** START OF STORED RECORDS **

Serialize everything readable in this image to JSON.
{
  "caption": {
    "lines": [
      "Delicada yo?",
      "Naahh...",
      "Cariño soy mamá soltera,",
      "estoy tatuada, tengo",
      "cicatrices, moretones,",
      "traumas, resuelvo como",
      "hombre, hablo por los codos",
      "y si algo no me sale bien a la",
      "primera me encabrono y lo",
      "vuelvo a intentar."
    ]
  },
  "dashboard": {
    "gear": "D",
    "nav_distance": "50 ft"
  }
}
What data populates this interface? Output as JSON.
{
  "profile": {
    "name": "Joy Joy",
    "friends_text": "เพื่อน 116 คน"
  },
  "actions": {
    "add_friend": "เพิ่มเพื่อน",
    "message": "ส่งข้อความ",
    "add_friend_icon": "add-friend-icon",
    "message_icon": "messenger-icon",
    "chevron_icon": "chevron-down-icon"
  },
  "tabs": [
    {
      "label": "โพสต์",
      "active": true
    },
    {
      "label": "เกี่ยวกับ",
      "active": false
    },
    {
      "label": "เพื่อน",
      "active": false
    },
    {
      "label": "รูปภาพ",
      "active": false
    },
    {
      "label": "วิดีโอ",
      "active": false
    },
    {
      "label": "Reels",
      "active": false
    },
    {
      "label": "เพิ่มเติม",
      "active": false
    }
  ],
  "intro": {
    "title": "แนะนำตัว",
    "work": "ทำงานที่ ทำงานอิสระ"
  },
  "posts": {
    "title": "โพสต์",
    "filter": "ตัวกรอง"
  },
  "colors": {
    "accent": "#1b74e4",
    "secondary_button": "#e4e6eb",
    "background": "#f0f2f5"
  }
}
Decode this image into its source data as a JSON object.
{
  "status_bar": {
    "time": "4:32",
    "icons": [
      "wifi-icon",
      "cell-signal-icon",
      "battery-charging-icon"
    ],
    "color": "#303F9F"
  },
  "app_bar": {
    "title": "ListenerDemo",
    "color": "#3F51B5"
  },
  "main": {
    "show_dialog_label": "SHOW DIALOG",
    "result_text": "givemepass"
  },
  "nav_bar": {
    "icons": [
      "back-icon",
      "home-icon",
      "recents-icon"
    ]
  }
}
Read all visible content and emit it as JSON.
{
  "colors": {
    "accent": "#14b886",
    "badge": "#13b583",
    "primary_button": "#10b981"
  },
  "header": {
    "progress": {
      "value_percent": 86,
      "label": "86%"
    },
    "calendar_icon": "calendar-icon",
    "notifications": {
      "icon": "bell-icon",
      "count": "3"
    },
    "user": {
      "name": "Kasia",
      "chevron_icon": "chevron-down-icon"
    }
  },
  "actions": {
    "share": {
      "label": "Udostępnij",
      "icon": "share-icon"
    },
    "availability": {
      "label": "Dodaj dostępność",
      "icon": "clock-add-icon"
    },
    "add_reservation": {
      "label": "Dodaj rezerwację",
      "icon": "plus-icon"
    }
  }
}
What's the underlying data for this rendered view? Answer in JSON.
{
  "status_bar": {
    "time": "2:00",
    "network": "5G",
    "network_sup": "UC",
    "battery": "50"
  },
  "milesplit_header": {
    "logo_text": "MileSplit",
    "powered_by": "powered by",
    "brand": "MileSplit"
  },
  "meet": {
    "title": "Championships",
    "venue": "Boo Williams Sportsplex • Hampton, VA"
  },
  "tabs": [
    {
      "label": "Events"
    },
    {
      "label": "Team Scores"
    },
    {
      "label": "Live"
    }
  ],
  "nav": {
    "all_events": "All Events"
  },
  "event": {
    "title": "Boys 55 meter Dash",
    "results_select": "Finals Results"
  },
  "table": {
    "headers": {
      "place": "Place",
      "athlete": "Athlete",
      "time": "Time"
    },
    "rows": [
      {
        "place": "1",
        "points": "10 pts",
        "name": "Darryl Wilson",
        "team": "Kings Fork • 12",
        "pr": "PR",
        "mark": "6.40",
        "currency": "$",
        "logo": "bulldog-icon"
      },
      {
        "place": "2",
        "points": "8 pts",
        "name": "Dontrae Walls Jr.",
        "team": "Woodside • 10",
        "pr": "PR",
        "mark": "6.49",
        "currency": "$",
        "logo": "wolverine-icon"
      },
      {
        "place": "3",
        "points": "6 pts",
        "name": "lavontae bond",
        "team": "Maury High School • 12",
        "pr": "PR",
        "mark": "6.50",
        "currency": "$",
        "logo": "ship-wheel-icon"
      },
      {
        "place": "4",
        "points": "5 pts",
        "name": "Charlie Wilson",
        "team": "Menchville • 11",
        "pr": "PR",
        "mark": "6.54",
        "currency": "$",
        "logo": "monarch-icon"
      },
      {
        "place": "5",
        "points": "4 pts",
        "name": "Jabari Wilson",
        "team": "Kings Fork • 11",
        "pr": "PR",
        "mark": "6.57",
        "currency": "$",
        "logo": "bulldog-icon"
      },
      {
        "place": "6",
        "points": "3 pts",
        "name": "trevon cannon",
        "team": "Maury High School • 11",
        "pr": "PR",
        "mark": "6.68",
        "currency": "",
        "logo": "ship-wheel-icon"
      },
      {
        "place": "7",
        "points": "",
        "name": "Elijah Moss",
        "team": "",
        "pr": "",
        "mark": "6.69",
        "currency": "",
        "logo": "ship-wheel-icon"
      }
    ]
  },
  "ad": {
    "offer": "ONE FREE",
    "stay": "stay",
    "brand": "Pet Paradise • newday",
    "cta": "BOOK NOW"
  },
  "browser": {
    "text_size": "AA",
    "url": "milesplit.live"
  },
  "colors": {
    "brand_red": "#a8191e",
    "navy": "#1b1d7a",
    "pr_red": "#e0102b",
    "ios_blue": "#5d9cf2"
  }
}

** END OF STORED RECORDS **

REQUIRED TASK: Each line of the listing should be echoed back exactly.

SOLUTION FOR THIS PROBLEM:
Serialize everything readable in this image to JSON.
{
  "caption": {
    "lines": [
      "Delicada yo?",
      "Naahh...",
      "Cariño soy mamá soltera,",
      "estoy tatuada, tengo",
      "cicatrices, moretones,",
      "traumas, resuelvo como",
      "hombre, hablo por los codos",
      "y si algo no me sale bien a la",
      "primera me encabrono y lo",
      "vuelvo a intentar."
    ]
  },
  "dashboard": {
    "gear": "D",
    "nav_distance": "50 ft"
  }
}
What data populates this interface? Output as JSON.
{
  "profile": {
    "name": "Joy Joy",
    "friends_text": "เพื่อน 116 คน"
  },
  "actions": {
    "add_friend": "เพิ่มเพื่อน",
    "message": "ส่งข้อความ",
    "add_friend_icon": "add-friend-icon",
    "message_icon": "messenger-icon",
    "chevron_icon": "chevron-down-icon"
  },
  "tabs": [
    {
      "label": "โพสต์",
      "active": true
    },
    {
      "label": "เกี่ยวกับ",
      "active": false
    },
    {
      "label": "เพื่อน",
      "active": false
    },
    {
      "label": "รูปภาพ",
      "active": false
    },
    {
      "label": "วิดีโอ",
      "active": false
    },
    {
      "label": "Reels",
      "active": false
    },
    {
      "label": "เพิ่มเติม",
      "active": false
    }
  ],
  "intro": {
    "title": "แนะนำตัว",
    "work": "ทำงานที่ ทำงานอิสระ"
  },
  "posts": {
    "title": "โพสต์",
    "filter": "ตัวกรอง"
  },
  "colors": {
    "accent": "#1b74e4",
    "secondary_button": "#e4e6eb",
    "background": "#f0f2f5"
  }
}
Decode this image into its source data as a JSON object.
{
  "status_bar": {
    "time": "4:32",
    "icons": [
      "wifi-icon",
      "cell-signal-icon",
      "battery-charging-icon"
    ],
    "color": "#303F9F"
  },
  "app_bar": {
    "title": "ListenerDemo",
    "color": "#3F51B5"
  },
  "main": {
    "show_dialog_label": "SHOW DIALOG",
    "result_text": "givemepass"
  },
  "nav_bar": {
    "icons": [
      "back-icon",
      "home-icon",
      "recents-icon"
    ]
  }
}
Read all visible content and emit it as JSON.
{
  "colors": {
    "accent": "#14b886",
    "badge": "#13b583",
    "primary_button": "#10b981"
  },
  "header": {
    "progress": {
      "value_percent": 86,
      "label": "86%"
    },
    "calendar_icon": "calendar-icon",
    "notifications": {
      "icon": "bell-icon",
      "count": "3"
    },
    "user": {
      "name": "Kasia",
      "chevron_icon": "chevron-down-icon"
    }
  },
  "actions": {
    "share": {
      "label": "Udostępnij",
      "icon": "share-icon"
    },
    "availability": {
      "label": "Dodaj dostępność",
      "icon": "clock-add-icon"
    },
    "add_reservation": {
      "label": "Dodaj rezerwację",
      "icon": "plus-icon"
    }
  }
}
What's the underlying data for this rendered view? Answer in JSON.
{
  "status_bar": {
    "time": "2:00",
    "network": "5G",
    "network_sup": "UC",
    "battery": "50"
  },
  "milesplit_header": {
    "logo_text": "MileSplit",
    "powered_by": "powered by",
    "brand": "MileSplit"
  },
  "meet": {
    "title": "Championships",
    "venue": "Boo Williams Sportsplex • Hampton, VA"
  },
  "tabs": [
    {
      "label": "Events"
    },
    {
      "label": "Team Scores"
    },
    {
      "label": "Live"
    }
  ],
  "nav": {
    "all_events": "All Events"
  },
  "event": {
    "title": "Boys 55 meter Dash",
    "results_select": "Finals Results"
  },
  "table": {
    "headers": {
      "place": "Place",
      "athlete": "Athlete",
      "time": "Time"
    },
    "rows": [
      {
        "place": "1",
        "points": "10 pts",
        "name": "Darryl Wilson",
        "team": "Kings Fork • 12",
        "pr": "PR",
        "mark": "6.40",
        "currency": "$",
        "logo": "bulldog-icon"
      },
      {
        "place": "2",
        "points": "8 pts",
        "name": "Dontrae Walls Jr.",
        "team": "Woodside • 10",
        "pr": "PR",
        "mark": "6.49",
        "currency": "$",
        "logo": "wolverine-icon"
      },
      {
        "place": "3",
        "points": "6 pts",
        "name": "lavontae bond",
        "team": "Maury High School • 12",
        "pr": "PR",
        "mark": "6.50",
        "currency": "$",
        "logo": "ship-wheel-icon"
      },
      {
        "place": "4",
        "points": "5 pts",
        "name": "Charlie Wilson",
        "team": "Menchville • 11",
        "pr": "PR",
        "mark": "6.54",
        "currency": "$",
        "logo": "monarch-icon"
      },
      {
        "place": "5",
        "points": "4 pts",
        "name": "Jabari Wilson",
        "team": "Kings Fork • 11",
        "pr": "PR",
        "mark": "6.57",
        "currency": "$",
        "logo": "bulldog-icon"
      },
      {
        "place": "6",
        "points": "3 pts",
        "name": "trevon cannon",
        "team": "Maury High School • 11",
        "pr": "PR",
        "mark": "6.68",
        "currency": "",
        "logo": "ship-wheel-icon"
      },
      {
        "place": "7",
        "points": "",
        "name": "Elijah Moss",
        "team": "",
        "pr": "",
        "mark": "6.69",
        "currency": "",
        "logo": "ship-wheel-icon"
      }
    ]
  },
  "ad": {
    "offer": "ONE FREE",
    "stay": "stay",
    "brand": "Pet Paradise • newday",
    "cta": "BOOK NOW"
  },
  "browser": {
    "text_size": "AA",
    "url": "milesplit.live"
  },
  "colors": {
    "brand_red": "#a8191e",
    "navy": "#1b1d7a",
    "pr_red": "#e0102b",
    "ios_blue": "#5d9cf2"
  }
}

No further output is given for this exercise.